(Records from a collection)
"""

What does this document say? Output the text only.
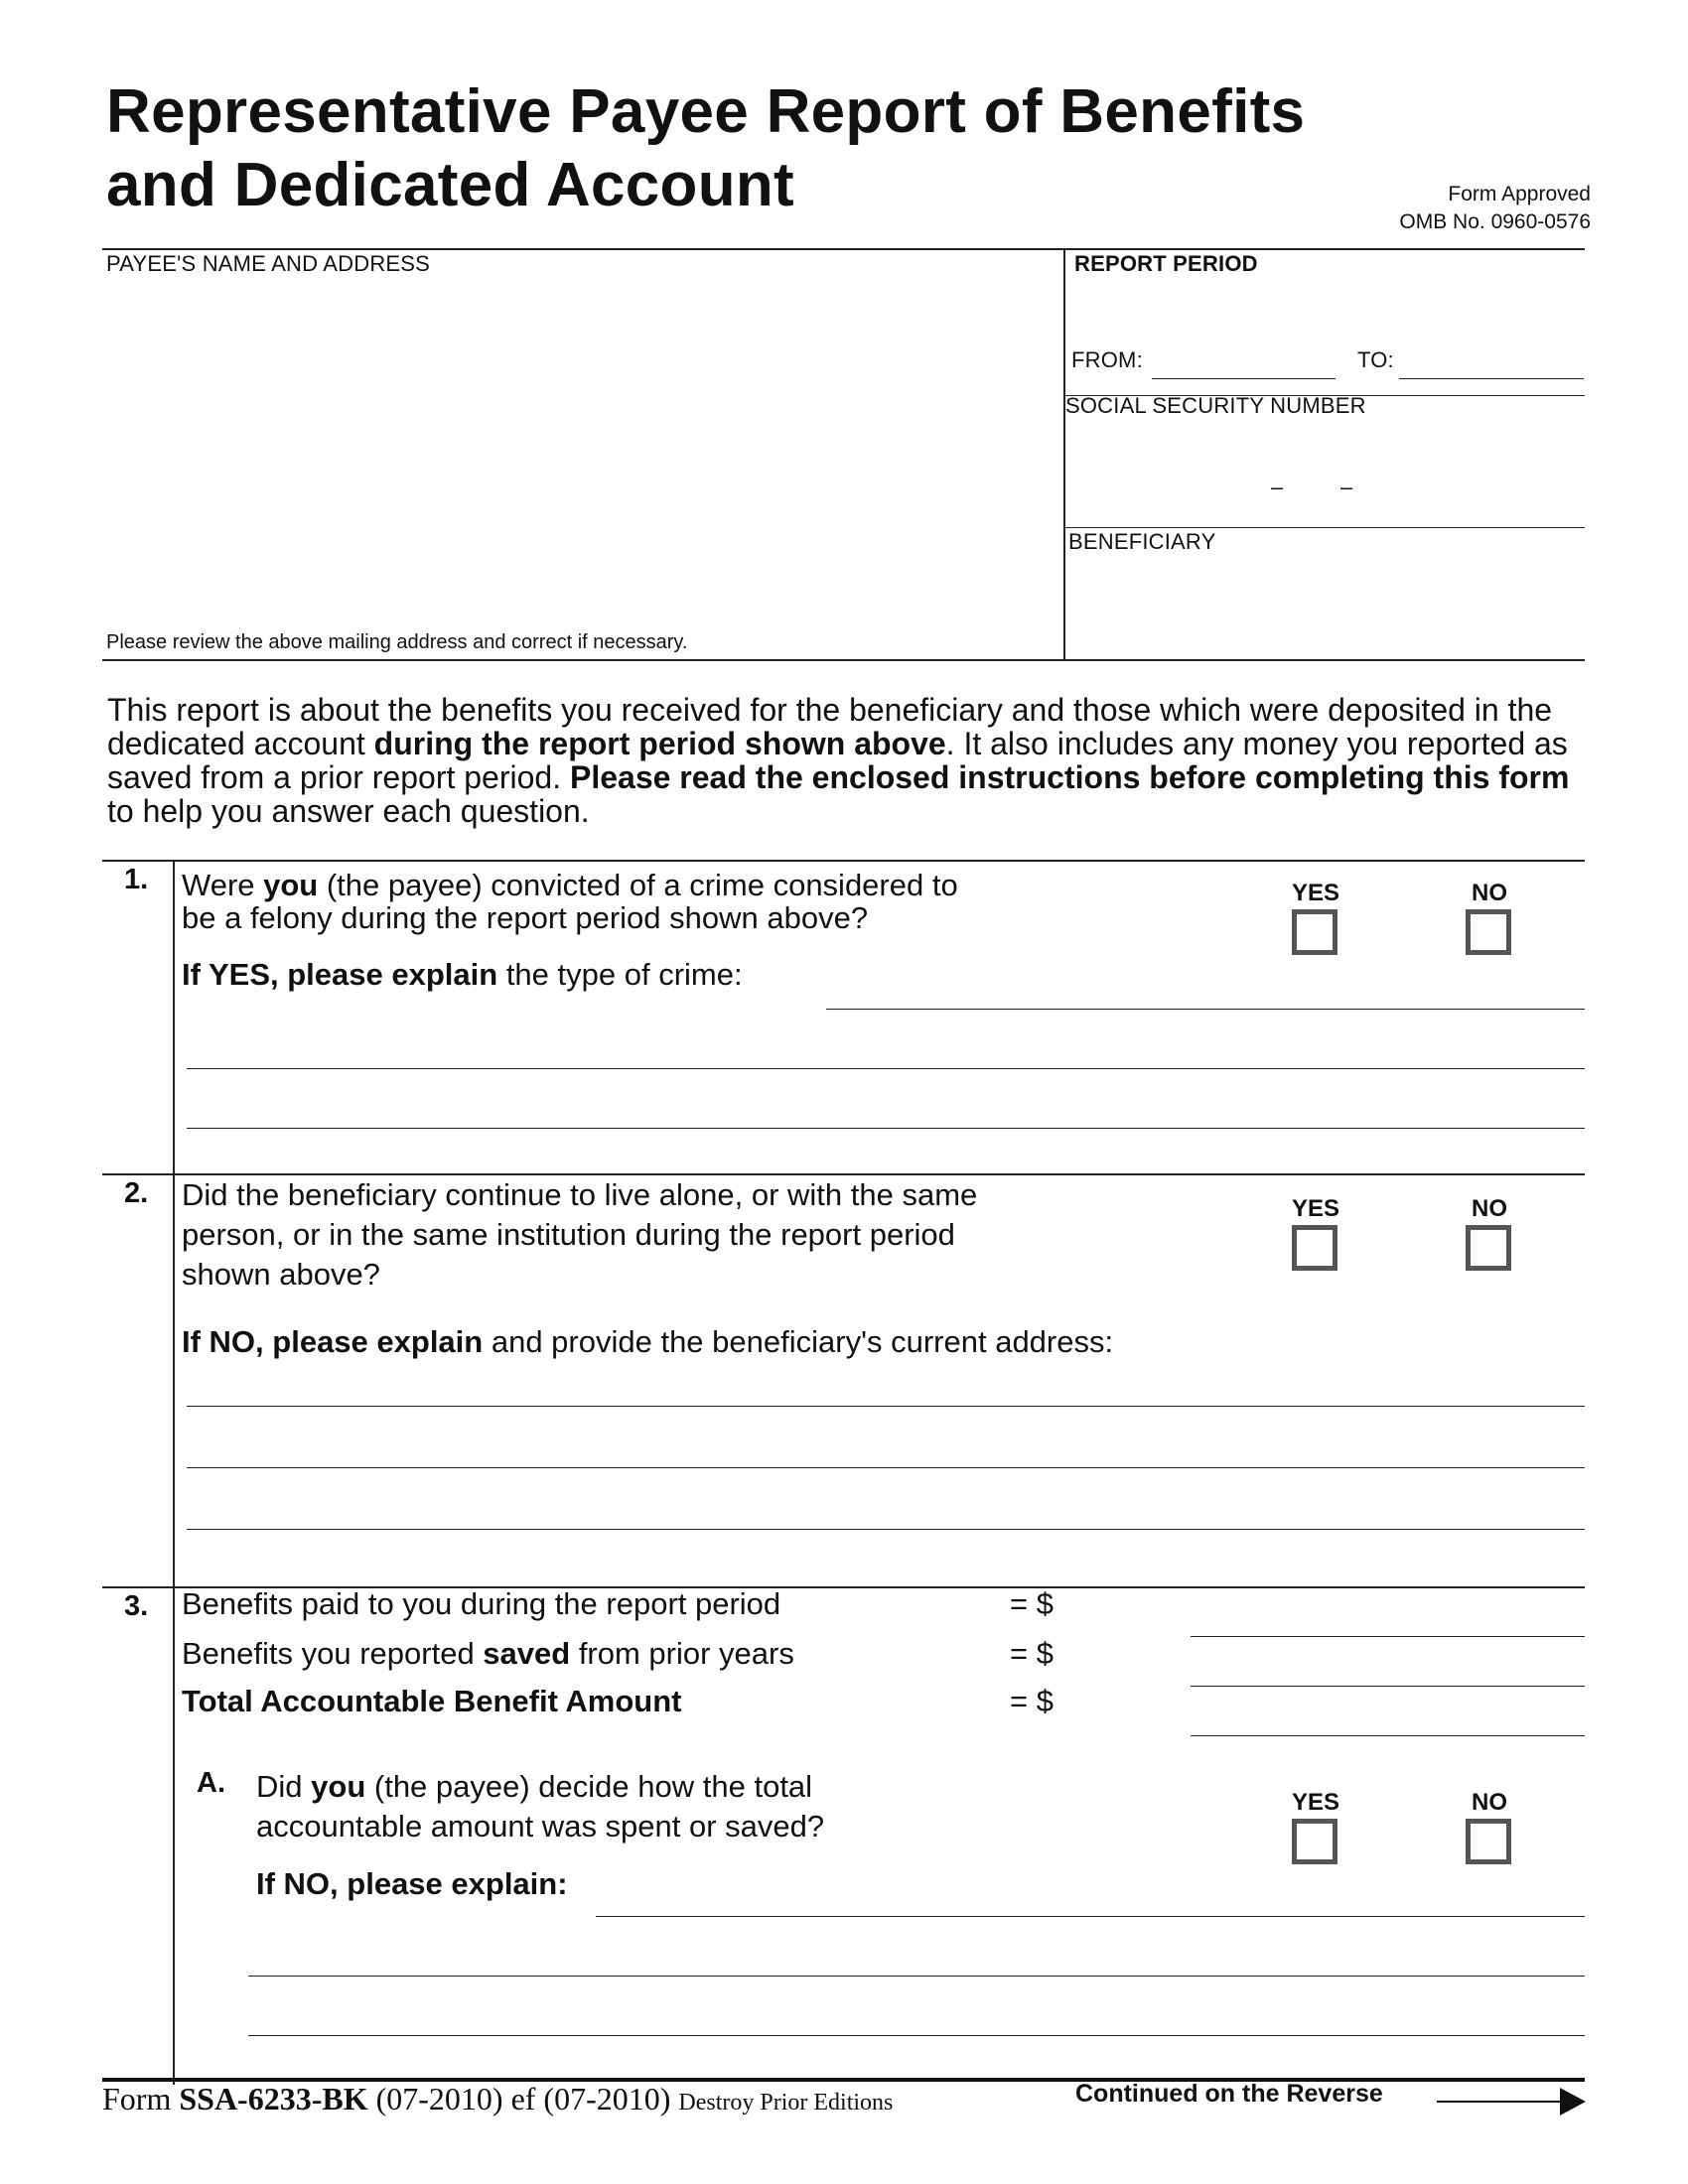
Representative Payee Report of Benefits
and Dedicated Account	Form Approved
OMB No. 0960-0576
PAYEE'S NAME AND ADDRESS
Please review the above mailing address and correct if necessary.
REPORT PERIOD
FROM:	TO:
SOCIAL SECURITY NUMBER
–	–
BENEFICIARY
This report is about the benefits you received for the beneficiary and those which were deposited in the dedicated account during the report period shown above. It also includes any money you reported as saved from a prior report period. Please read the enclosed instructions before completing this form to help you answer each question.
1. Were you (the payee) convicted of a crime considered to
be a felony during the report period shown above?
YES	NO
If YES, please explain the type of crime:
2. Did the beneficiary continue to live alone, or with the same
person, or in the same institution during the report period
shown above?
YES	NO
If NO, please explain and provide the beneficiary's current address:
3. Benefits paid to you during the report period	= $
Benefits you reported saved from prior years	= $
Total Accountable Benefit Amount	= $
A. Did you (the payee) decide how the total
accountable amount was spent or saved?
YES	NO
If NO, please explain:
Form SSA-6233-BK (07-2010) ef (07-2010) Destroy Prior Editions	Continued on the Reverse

"""

▶ [WHAT IS NEEDED]: Transcribe the full listing above exactly as it stands, minus the pictures.

▶ [RESULT]:
What does this document say? Output the text only.
Representative Payee Report of Benefits
and Dedicated Account	Form Approved
OMB No. 0960-0576
PAYEE'S NAME AND ADDRESS
Please review the above mailing address and correct if necessary.
REPORT PERIOD
FROM:	TO:
SOCIAL SECURITY NUMBER
–	–
BENEFICIARY
This report is about the benefits you received for the beneficiary and those which were deposited in the dedicated account during the report period shown above. It also includes any money you reported as saved from a prior report period. Please read the enclosed instructions before completing this form to help you answer each question.
1. Were you (the payee) convicted of a crime considered to
be a felony during the report period shown above?
YES	NO
If YES, please explain the type of crime:
2. Did the beneficiary continue to live alone, or with the same
person, or in the same institution during the report period
shown above?
YES	NO
If NO, please explain and provide the beneficiary's current address:
3. Benefits paid to you during the report period	= $
Benefits you reported saved from prior years	= $
Total Accountable Benefit Amount	= $
A. Did you (the payee) decide how the total
accountable amount was spent or saved?
YES	NO
If NO, please explain:
Form SSA-6233-BK (07-2010) ef (07-2010) Destroy Prior Editions	Continued on the Reverse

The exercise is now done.